▶ **Exercise description**
Repeat the records below exactly, leaving out every picture.

===============

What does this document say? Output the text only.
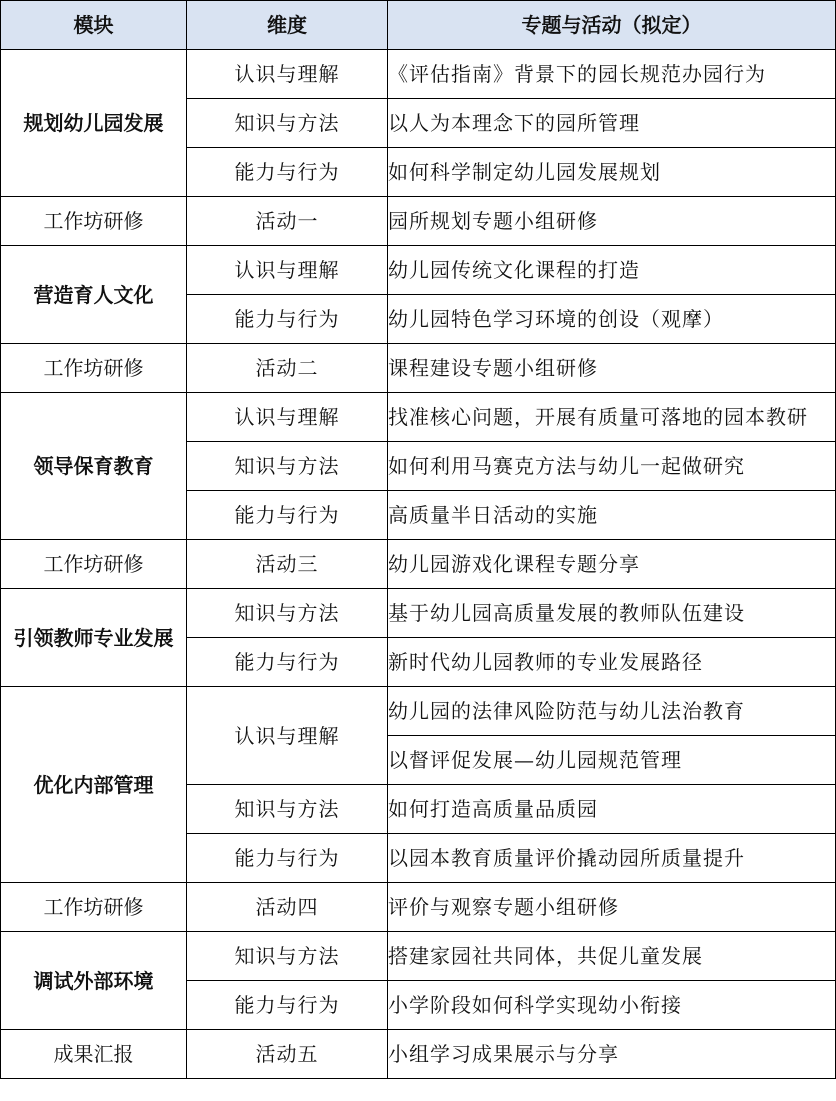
模块	维度	专题与活动（拟定）
规划幼儿园发展	认识与理解	《评估指南》背景下的园长规范办园行为
	知识与方法	以人为本理念下的园所管理
	能力与行为	如何科学制定幼儿园发展规划
工作坊研修	活动一	园所规划专题小组研修
营造育人文化	认识与理解	幼儿园传统文化课程的打造
	能力与行为	幼儿园特色学习环境的创设（观摩）
工作坊研修	活动二	课程建设专题小组研修
领导保育教育	认识与理解	找准核心问题，开展有质量可落地的园本教研
	知识与方法	如何利用马赛克方法与幼儿一起做研究
	能力与行为	高质量半日活动的实施
工作坊研修	活动三	幼儿园游戏化课程专题分享
引领教师专业发展	知识与方法	基于幼儿园高质量发展的教师队伍建设
	能力与行为	新时代幼儿园教师的专业发展路径
优化内部管理	认识与理解	幼儿园的法律风险防范与幼儿法治教育
		以督评促发展—幼儿园规范管理
	知识与方法	如何打造高质量品质园
	能力与行为	以园本教育质量评价撬动园所质量提升
工作坊研修	活动四	评价与观察专题小组研修
调试外部环境	知识与方法	搭建家园社共同体，共促儿童发展
	能力与行为	小学阶段如何科学实现幼小衔接
成果汇报	活动五	小组学习成果展示与分享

===============

▶ **Output for this task**
What does this document say? Output the text only.
模块	维度	专题与活动（拟定）
规划幼儿园发展	认识与理解	《评估指南》背景下的园长规范办园行为
	知识与方法	以人为本理念下的园所管理
	能力与行为	如何科学制定幼儿园发展规划
工作坊研修	活动一	园所规划专题小组研修
营造育人文化	认识与理解	幼儿园传统文化课程的打造
	能力与行为	幼儿园特色学习环境的创设（观摩）
工作坊研修	活动二	课程建设专题小组研修
领导保育教育	认识与理解	找准核心问题，开展有质量可落地的园本教研
	知识与方法	如何利用马赛克方法与幼儿一起做研究
	能力与行为	高质量半日活动的实施
工作坊研修	活动三	幼儿园游戏化课程专题分享
引领教师专业发展	知识与方法	基于幼儿园高质量发展的教师队伍建设
	能力与行为	新时代幼儿园教师的专业发展路径
优化内部管理	认识与理解	幼儿园的法律风险防范与幼儿法治教育
		以督评促发展—幼儿园规范管理
	知识与方法	如何打造高质量品质园
	能力与行为	以园本教育质量评价撬动园所质量提升
工作坊研修	活动四	评价与观察专题小组研修
调试外部环境	知识与方法	搭建家园社共同体，共促儿童发展
	能力与行为	小学阶段如何科学实现幼小衔接
成果汇报	活动五	小组学习成果展示与分享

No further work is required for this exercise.